# Your goal
Please quote every line word for word.

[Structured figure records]
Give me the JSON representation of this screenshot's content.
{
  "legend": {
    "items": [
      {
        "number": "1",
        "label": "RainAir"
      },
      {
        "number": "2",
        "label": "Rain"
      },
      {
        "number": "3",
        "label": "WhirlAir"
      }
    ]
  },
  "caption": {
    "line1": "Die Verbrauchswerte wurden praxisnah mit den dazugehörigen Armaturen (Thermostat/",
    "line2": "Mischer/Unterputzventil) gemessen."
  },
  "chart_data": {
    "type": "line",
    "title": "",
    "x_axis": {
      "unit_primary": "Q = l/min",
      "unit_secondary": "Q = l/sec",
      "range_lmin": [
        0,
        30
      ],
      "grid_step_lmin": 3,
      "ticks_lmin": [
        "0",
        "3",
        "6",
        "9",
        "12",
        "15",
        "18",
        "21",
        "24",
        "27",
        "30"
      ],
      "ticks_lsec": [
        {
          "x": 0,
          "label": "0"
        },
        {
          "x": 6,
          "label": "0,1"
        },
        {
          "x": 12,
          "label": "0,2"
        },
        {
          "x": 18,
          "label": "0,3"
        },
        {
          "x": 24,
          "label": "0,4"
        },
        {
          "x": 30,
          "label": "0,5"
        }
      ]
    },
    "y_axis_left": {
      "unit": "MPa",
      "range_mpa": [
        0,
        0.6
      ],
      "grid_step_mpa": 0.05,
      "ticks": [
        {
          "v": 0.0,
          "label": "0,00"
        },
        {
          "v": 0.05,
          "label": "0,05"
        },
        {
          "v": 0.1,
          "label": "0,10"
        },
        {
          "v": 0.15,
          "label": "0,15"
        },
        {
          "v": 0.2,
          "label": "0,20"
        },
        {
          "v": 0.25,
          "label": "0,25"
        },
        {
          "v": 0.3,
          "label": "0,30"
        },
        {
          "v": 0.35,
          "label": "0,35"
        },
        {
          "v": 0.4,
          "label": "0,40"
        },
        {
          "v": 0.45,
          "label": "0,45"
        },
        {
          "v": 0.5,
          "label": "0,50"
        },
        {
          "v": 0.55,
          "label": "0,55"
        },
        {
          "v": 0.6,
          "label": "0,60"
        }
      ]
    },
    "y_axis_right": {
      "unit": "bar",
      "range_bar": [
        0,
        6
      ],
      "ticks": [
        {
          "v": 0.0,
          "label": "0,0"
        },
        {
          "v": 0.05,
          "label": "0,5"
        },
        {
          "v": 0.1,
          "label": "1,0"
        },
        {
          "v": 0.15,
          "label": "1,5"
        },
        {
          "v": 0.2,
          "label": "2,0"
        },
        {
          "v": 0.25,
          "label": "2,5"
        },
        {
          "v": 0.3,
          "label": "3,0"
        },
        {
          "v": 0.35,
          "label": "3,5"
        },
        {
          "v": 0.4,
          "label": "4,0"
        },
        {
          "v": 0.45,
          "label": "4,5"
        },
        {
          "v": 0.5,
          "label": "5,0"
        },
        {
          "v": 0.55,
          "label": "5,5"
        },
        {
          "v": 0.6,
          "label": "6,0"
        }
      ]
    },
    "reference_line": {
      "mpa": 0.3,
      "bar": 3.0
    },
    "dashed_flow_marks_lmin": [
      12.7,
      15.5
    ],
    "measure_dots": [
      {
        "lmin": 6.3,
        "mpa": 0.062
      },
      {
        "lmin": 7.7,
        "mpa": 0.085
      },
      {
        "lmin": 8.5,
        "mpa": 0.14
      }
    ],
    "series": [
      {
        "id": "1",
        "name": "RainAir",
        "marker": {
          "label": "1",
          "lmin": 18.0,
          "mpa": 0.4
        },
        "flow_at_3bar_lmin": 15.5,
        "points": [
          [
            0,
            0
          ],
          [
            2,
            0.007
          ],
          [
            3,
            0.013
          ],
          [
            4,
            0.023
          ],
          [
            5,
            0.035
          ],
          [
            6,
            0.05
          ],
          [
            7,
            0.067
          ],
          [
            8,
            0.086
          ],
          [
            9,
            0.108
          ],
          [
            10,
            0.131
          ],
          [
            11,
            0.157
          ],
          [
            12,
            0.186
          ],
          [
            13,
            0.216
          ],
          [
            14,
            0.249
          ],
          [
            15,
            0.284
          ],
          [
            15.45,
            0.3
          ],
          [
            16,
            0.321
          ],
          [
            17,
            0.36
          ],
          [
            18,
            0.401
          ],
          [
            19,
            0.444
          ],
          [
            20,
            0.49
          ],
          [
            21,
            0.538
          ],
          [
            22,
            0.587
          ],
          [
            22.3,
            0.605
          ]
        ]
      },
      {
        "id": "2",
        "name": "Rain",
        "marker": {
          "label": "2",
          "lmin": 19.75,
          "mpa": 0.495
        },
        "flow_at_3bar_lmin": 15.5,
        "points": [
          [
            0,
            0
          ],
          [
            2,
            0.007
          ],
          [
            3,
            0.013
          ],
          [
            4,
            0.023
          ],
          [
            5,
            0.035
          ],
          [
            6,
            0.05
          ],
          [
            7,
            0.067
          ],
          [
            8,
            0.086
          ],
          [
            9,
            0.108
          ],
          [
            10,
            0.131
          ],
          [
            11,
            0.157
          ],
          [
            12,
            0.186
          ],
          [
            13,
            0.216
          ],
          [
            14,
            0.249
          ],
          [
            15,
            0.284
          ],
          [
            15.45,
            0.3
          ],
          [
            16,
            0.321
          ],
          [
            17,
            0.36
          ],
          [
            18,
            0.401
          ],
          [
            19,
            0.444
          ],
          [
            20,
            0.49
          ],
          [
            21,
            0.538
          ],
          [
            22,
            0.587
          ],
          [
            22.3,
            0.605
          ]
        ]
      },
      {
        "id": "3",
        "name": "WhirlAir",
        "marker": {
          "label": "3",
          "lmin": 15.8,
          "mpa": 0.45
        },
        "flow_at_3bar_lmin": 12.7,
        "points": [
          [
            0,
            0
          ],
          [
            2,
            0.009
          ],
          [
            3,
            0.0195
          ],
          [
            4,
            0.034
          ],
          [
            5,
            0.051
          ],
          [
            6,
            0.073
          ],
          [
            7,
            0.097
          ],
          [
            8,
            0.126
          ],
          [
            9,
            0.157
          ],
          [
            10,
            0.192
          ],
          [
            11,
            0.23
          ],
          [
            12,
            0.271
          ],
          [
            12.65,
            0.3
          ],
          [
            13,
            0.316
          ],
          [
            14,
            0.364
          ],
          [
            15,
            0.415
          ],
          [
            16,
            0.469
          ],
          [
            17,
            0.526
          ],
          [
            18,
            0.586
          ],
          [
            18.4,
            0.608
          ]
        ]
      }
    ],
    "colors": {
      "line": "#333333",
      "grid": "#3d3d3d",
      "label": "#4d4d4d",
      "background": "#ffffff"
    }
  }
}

# Task solution
Give me the JSON representation of this screenshot's content.
{
  "legend": {
    "items": [
      {
        "number": "1",
        "label": "RainAir"
      },
      {
        "number": "2",
        "label": "Rain"
      },
      {
        "number": "3",
        "label": "WhirlAir"
      }
    ]
  },
  "caption": {
    "line1": "Die Verbrauchswerte wurden praxisnah mit den dazugehörigen Armaturen (Thermostat/",
    "line2": "Mischer/Unterputzventil) gemessen."
  },
  "chart_data": {
    "type": "line",
    "title": "",
    "x_axis": {
      "unit_primary": "Q = l/min",
      "unit_secondary": "Q = l/sec",
      "range_lmin": [
        0,
        30
      ],
      "grid_step_lmin": 3,
      "ticks_lmin": [
        "0",
        "3",
        "6",
        "9",
        "12",
        "15",
        "18",
        "21",
        "24",
        "27",
        "30"
      ],
      "ticks_lsec": [
        {
          "x": 0,
          "label": "0"
        },
        {
          "x": 6,
          "label": "0,1"
        },
        {
          "x": 12,
          "label": "0,2"
        },
        {
          "x": 18,
          "label": "0,3"
        },
        {
          "x": 24,
          "label": "0,4"
        },
        {
          "x": 30,
          "label": "0,5"
        }
      ]
    },
    "y_axis_left": {
      "unit": "MPa",
      "range_mpa": [
        0,
        0.6
      ],
      "grid_step_mpa": 0.05,
      "ticks": [
        {
          "v": 0.0,
          "label": "0,00"
        },
        {
          "v": 0.05,
          "label": "0,05"
        },
        {
          "v": 0.1,
          "label": "0,10"
        },
        {
          "v": 0.15,
          "label": "0,15"
        },
        {
          "v": 0.2,
          "label": "0,20"
        },
        {
          "v": 0.25,
          "label": "0,25"
        },
        {
          "v": 0.3,
          "label": "0,30"
        },
        {
          "v": 0.35,
          "label": "0,35"
        },
        {
          "v": 0.4,
          "label": "0,40"
        },
        {
          "v": 0.45,
          "label": "0,45"
        },
        {
          "v": 0.5,
          "label": "0,50"
        },
        {
          "v": 0.55,
          "label": "0,55"
        },
        {
          "v": 0.6,
          "label": "0,60"
        }
      ]
    },
    "y_axis_right": {
      "unit": "bar",
      "range_bar": [
        0,
        6
      ],
      "ticks": [
        {
          "v": 0.0,
          "label": "0,0"
        },
        {
          "v": 0.05,
          "label": "0,5"
        },
        {
          "v": 0.1,
          "label": "1,0"
        },
        {
          "v": 0.15,
          "label": "1,5"
        },
        {
          "v": 0.2,
          "label": "2,0"
        },
        {
          "v": 0.25,
          "label": "2,5"
        },
        {
          "v": 0.3,
          "label": "3,0"
        },
        {
          "v": 0.35,
          "label": "3,5"
        },
        {
          "v": 0.4,
          "label": "4,0"
        },
        {
          "v": 0.45,
          "label": "4,5"
        },
        {
          "v": 0.5,
          "label": "5,0"
        },
        {
          "v": 0.55,
          "label": "5,5"
        },
        {
          "v": 0.6,
          "label": "6,0"
        }
      ]
    },
    "reference_line": {
      "mpa": 0.3,
      "bar": 3.0
    },
    "dashed_flow_marks_lmin": [
      12.7,
      15.5
    ],
    "measure_dots": [
      {
        "lmin": 6.3,
        "mpa": 0.062
      },
      {
        "lmin": 7.7,
        "mpa": 0.085
      },
      {
        "lmin": 8.5,
        "mpa": 0.14
      }
    ],
    "series": [
      {
        "id": "1",
        "name": "RainAir",
        "marker": {
          "label": "1",
          "lmin": 18.0,
          "mpa": 0.4
        },
        "flow_at_3bar_lmin": 15.5,
        "points": [
          [
            0,
            0
          ],
          [
            2,
            0.007
          ],
          [
            3,
            0.013
          ],
          [
            4,
            0.023
          ],
          [
            5,
            0.035
          ],
          [
            6,
            0.05
          ],
          [
            7,
            0.067
          ],
          [
            8,
            0.086
          ],
          [
            9,
            0.108
          ],
          [
            10,
            0.131
          ],
          [
            11,
            0.157
          ],
          [
            12,
            0.186
          ],
          [
            13,
            0.216
          ],
          [
            14,
            0.249
          ],
          [
            15,
            0.284
          ],
          [
            15.45,
            0.3
          ],
          [
            16,
            0.321
          ],
          [
            17,
            0.36
          ],
          [
            18,
            0.401
          ],
          [
            19,
            0.444
          ],
          [
            20,
            0.49
          ],
          [
            21,
            0.538
          ],
          [
            22,
            0.587
          ],
          [
            22.3,
            0.605
          ]
        ]
      },
      {
        "id": "2",
        "name": "Rain",
        "marker": {
          "label": "2",
          "lmin": 19.75,
          "mpa": 0.495
        },
        "flow_at_3bar_lmin": 15.5,
        "points": [
          [
            0,
            0
          ],
          [
            2,
            0.007
          ],
          [
            3,
            0.013
          ],
          [
            4,
            0.023
          ],
          [
            5,
            0.035
          ],
          [
            6,
            0.05
          ],
          [
            7,
            0.067
          ],
          [
            8,
            0.086
          ],
          [
            9,
            0.108
          ],
          [
            10,
            0.131
          ],
          [
            11,
            0.157
          ],
          [
            12,
            0.186
          ],
          [
            13,
            0.216
          ],
          [
            14,
            0.249
          ],
          [
            15,
            0.284
          ],
          [
            15.45,
            0.3
          ],
          [
            16,
            0.321
          ],
          [
            17,
            0.36
          ],
          [
            18,
            0.401
          ],
          [
            19,
            0.444
          ],
          [
            20,
            0.49
          ],
          [
            21,
            0.538
          ],
          [
            22,
            0.587
          ],
          [
            22.3,
            0.605
          ]
        ]
      },
      {
        "id": "3",
        "name": "WhirlAir",
        "marker": {
          "label": "3",
          "lmin": 15.8,
          "mpa": 0.45
        },
        "flow_at_3bar_lmin": 12.7,
        "points": [
          [
            0,
            0
          ],
          [
            2,
            0.009
          ],
          [
            3,
            0.0195
          ],
          [
            4,
            0.034
          ],
          [
            5,
            0.051
          ],
          [
            6,
            0.073
          ],
          [
            7,
            0.097
          ],
          [
            8,
            0.126
          ],
          [
            9,
            0.157
          ],
          [
            10,
            0.192
          ],
          [
            11,
            0.23
          ],
          [
            12,
            0.271
          ],
          [
            12.65,
            0.3
          ],
          [
            13,
            0.316
          ],
          [
            14,
            0.364
          ],
          [
            15,
            0.415
          ],
          [
            16,
            0.469
          ],
          [
            17,
            0.526
          ],
          [
            18,
            0.586
          ],
          [
            18.4,
            0.608
          ]
        ]
      }
    ],
    "colors": {
      "line": "#333333",
      "grid": "#3d3d3d",
      "label": "#4d4d4d",
      "background": "#ffffff"
    }
  }
}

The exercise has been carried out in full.